Prompt →
Repeat each entry as written, dropping any picture you find.

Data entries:
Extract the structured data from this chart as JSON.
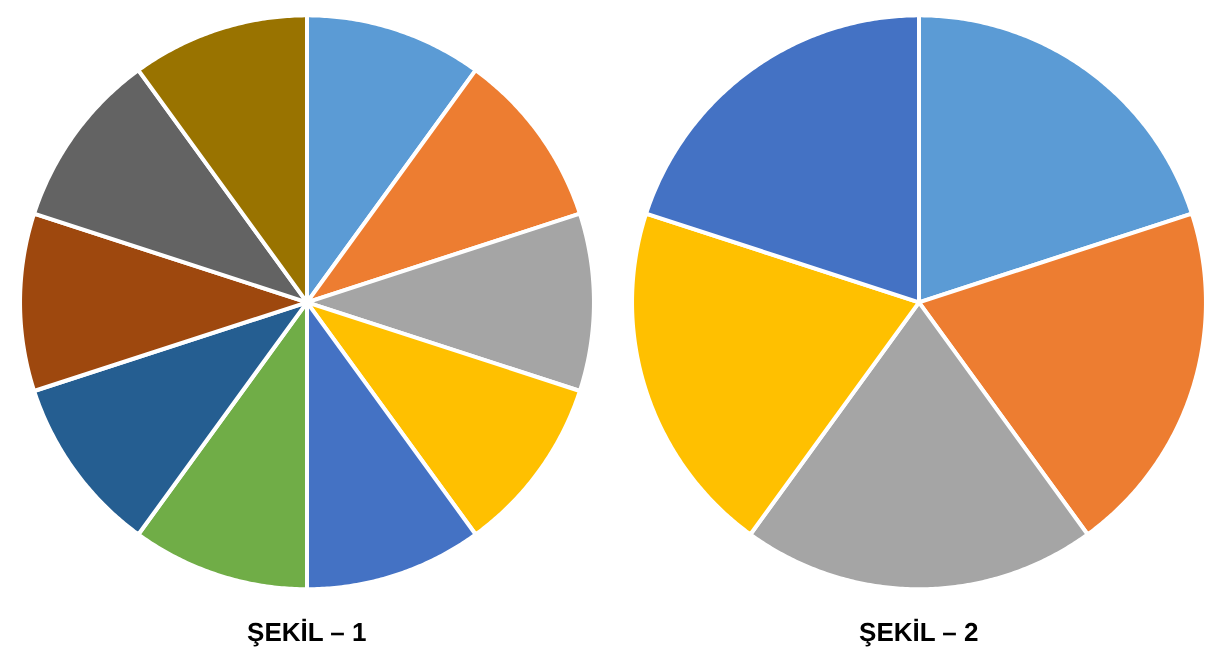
{
  "chart_data": [
    {
      "type": "pie",
      "title": "ŞEKİL – 1",
      "categories": [
        null,
        null,
        null,
        null,
        null,
        null,
        null,
        null,
        null,
        null
      ],
      "values": [
        10,
        10,
        10,
        10,
        10,
        10,
        10,
        10,
        10,
        10
      ],
      "colors": [
        "#5b9bd5",
        "#ed7d31",
        "#a5a5a5",
        "#ffc000",
        "#4472c4",
        "#70ad47",
        "#255e91",
        "#9e480e",
        "#636363",
        "#997300"
      ]
    },
    {
      "type": "pie",
      "title": "ŞEKİL – 2",
      "categories": [
        null,
        null,
        null,
        null,
        null
      ],
      "values": [
        20,
        20,
        20,
        20,
        20
      ],
      "colors": [
        "#5b9bd5",
        "#ed7d31",
        "#a5a5a5",
        "#ffc000",
        "#4472c4"
      ]
    }
  ]
}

The reply →
Extract the structured data from this chart as JSON.
{
  "chart_data": [
    {
      "type": "pie",
      "title": "ŞEKİL – 1",
      "categories": [
        null,
        null,
        null,
        null,
        null,
        null,
        null,
        null,
        null,
        null
      ],
      "values": [
        10,
        10,
        10,
        10,
        10,
        10,
        10,
        10,
        10,
        10
      ],
      "colors": [
        "#5b9bd5",
        "#ed7d31",
        "#a5a5a5",
        "#ffc000",
        "#4472c4",
        "#70ad47",
        "#255e91",
        "#9e480e",
        "#636363",
        "#997300"
      ]
    },
    {
      "type": "pie",
      "title": "ŞEKİL – 2",
      "categories": [
        null,
        null,
        null,
        null,
        null
      ],
      "values": [
        20,
        20,
        20,
        20,
        20
      ],
      "colors": [
        "#5b9bd5",
        "#ed7d31",
        "#a5a5a5",
        "#ffc000",
        "#4472c4"
      ]
    }
  ]
}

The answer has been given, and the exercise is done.